Records for this exercise:
^^^^^^^^

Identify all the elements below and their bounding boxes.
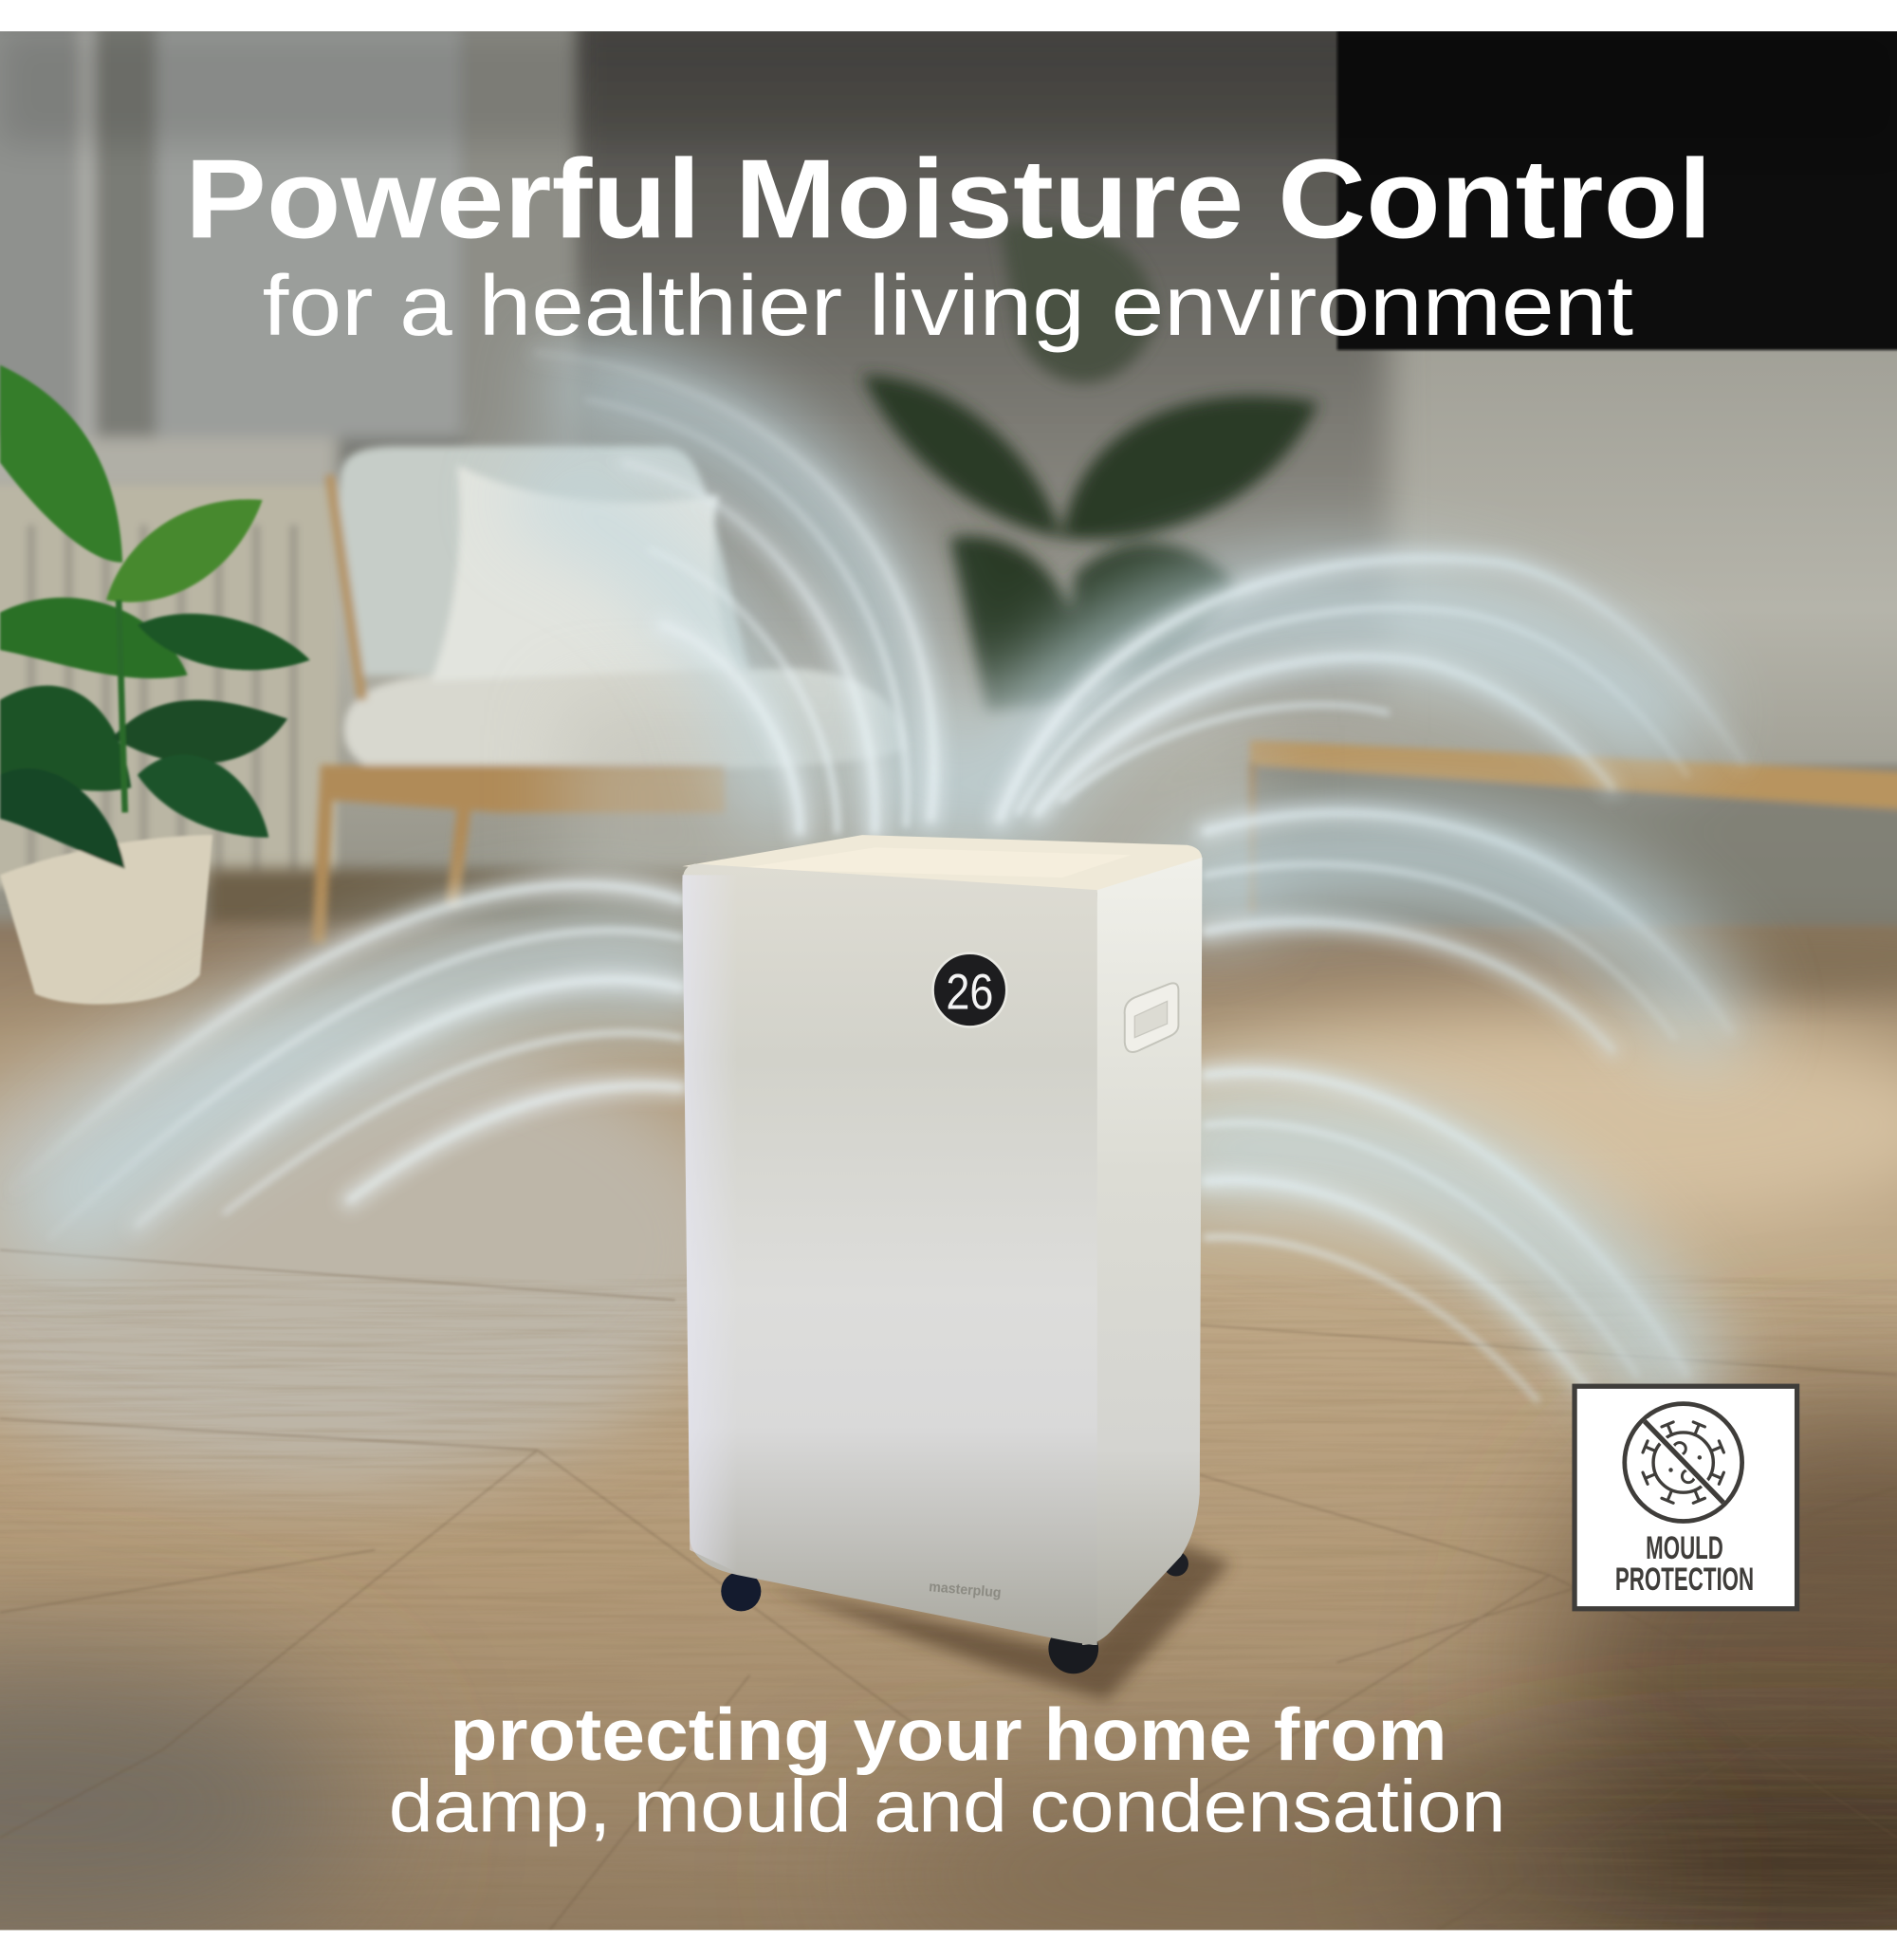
badge: mould protection: PROTECTION bbox=[1615, 1562, 1754, 1598]
wheels bbox=[721, 1551, 1188, 1673]
display: 26 bbox=[946, 964, 993, 1020]
right side face bbox=[1082, 858, 1202, 1645]
badge: mould protection bbox=[1575, 1386, 1797, 1609]
plant pot bbox=[0, 835, 212, 1005]
badge text: MOULD bbox=[1646, 1530, 1723, 1566]
airflow: soft bands bbox=[0, 353, 1743, 1388]
central plant bbox=[862, 222, 1318, 712]
haze overlay bbox=[562, 700, 1262, 925]
chair back bbox=[340, 446, 750, 675]
icon: no mould bbox=[1625, 1404, 1742, 1522]
pillow bbox=[432, 465, 737, 681]
wooden bench bbox=[1250, 740, 1897, 925]
subtitle: for a healthier living environment bbox=[263, 258, 1633, 353]
airflow: soft glow bbox=[75, 387, 1700, 1362]
chair frame bbox=[319, 765, 469, 944]
left plant bbox=[0, 365, 310, 1005]
radiator bbox=[0, 485, 338, 887]
handle bbox=[1125, 983, 1178, 1052]
TV bbox=[1337, 0, 1897, 350]
airflow: streak lines bbox=[0, 353, 1743, 1400]
left edge highlight bbox=[682, 875, 737, 1573]
back wall bbox=[0, 0, 1897, 950]
floor shadow bbox=[763, 1544, 1231, 1700]
caption bold: protecting your home from bbox=[450, 1694, 1447, 1776]
display bbox=[933, 953, 1006, 1026]
wood grain bbox=[0, 1275, 1897, 1930]
chair seat bbox=[344, 669, 906, 768]
top grille bbox=[737, 847, 1131, 878]
floor bbox=[0, 922, 1897, 1955]
top face bbox=[682, 835, 1202, 893]
floor lighting bbox=[0, 918, 1897, 1955]
title: Powerful Moisture Control bbox=[185, 137, 1712, 262]
product: dehumidifier bbox=[682, 835, 1231, 1700]
window bbox=[0, 0, 575, 488]
leaves bbox=[0, 365, 122, 563]
caption regular: damp, mould and condensation bbox=[389, 1766, 1506, 1847]
armchair bbox=[319, 446, 906, 944]
brand label: masterplug bbox=[929, 1580, 1002, 1601]
central dark wall bbox=[565, 0, 1390, 737]
front face bbox=[682, 863, 1097, 1645]
floor boards bbox=[0, 1250, 1897, 1930]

^^^^^^^^

Directions: Format the whole listing above as a JSON list of strings, one string for each line, leaving out blank lines and the picture.

Result of this exercise:
[
  "Identify all the elements below and their bounding boxes.",
  "badge: mould protection: PROTECTION bbox=[1615, 1562, 1754, 1598]",
  "wheels bbox=[721, 1551, 1188, 1673]",
  "display: 26 bbox=[946, 964, 993, 1020]",
  "right side face bbox=[1082, 858, 1202, 1645]",
  "badge: mould protection bbox=[1575, 1386, 1797, 1609]",
  "plant pot bbox=[0, 835, 212, 1005]",
  "badge text: MOULD bbox=[1646, 1530, 1723, 1566]",
  "airflow: soft bands bbox=[0, 353, 1743, 1388]",
  "central plant bbox=[862, 222, 1318, 712]",
  "haze overlay bbox=[562, 700, 1262, 925]",
  "chair back bbox=[340, 446, 750, 675]",
  "icon: no mould bbox=[1625, 1404, 1742, 1522]",
  "pillow bbox=[432, 465, 737, 681]",
  "wooden bench bbox=[1250, 740, 1897, 925]",
  "subtitle: for a healthier living environment bbox=[263, 258, 1633, 353]",
  "airflow: soft glow bbox=[75, 387, 1700, 1362]",
  "chair frame bbox=[319, 765, 469, 944]",
  "left plant bbox=[0, 365, 310, 1005]",
  "radiator bbox=[0, 485, 338, 887]",
  "handle bbox=[1125, 983, 1178, 1052]",
  "TV bbox=[1337, 0, 1897, 350]",
  "airflow: streak lines bbox=[0, 353, 1743, 1400]",
  "left edge highlight bbox=[682, 875, 737, 1573]",
  "back wall bbox=[0, 0, 1897, 950]",
  "floor shadow bbox=[763, 1544, 1231, 1700]",
  "caption bold: protecting your home from bbox=[450, 1694, 1447, 1776]",
  "display bbox=[933, 953, 1006, 1026]",
  "wood grain bbox=[0, 1275, 1897, 1930]",
  "chair seat bbox=[344, 669, 906, 768]",
  "top grille bbox=[737, 847, 1131, 878]",
  "floor bbox=[0, 922, 1897, 1955]",
  "top face bbox=[682, 835, 1202, 893]",
  "floor lighting bbox=[0, 918, 1897, 1955]",
  "title: Powerful Moisture Control bbox=[185, 137, 1712, 262]",
  "product: dehumidifier bbox=[682, 835, 1231, 1700]",
  "window bbox=[0, 0, 575, 488]",
  "leaves bbox=[0, 365, 122, 563]",
  "caption regular: damp, mould and condensation bbox=[389, 1766, 1506, 1847]",
  "armchair bbox=[319, 446, 906, 944]",
  "brand label: masterplug bbox=[929, 1580, 1002, 1601]",
  "central dark wall bbox=[565, 0, 1390, 737]",
  "front face bbox=[682, 863, 1097, 1645]",
  "floor boards bbox=[0, 1250, 1897, 1930]"
]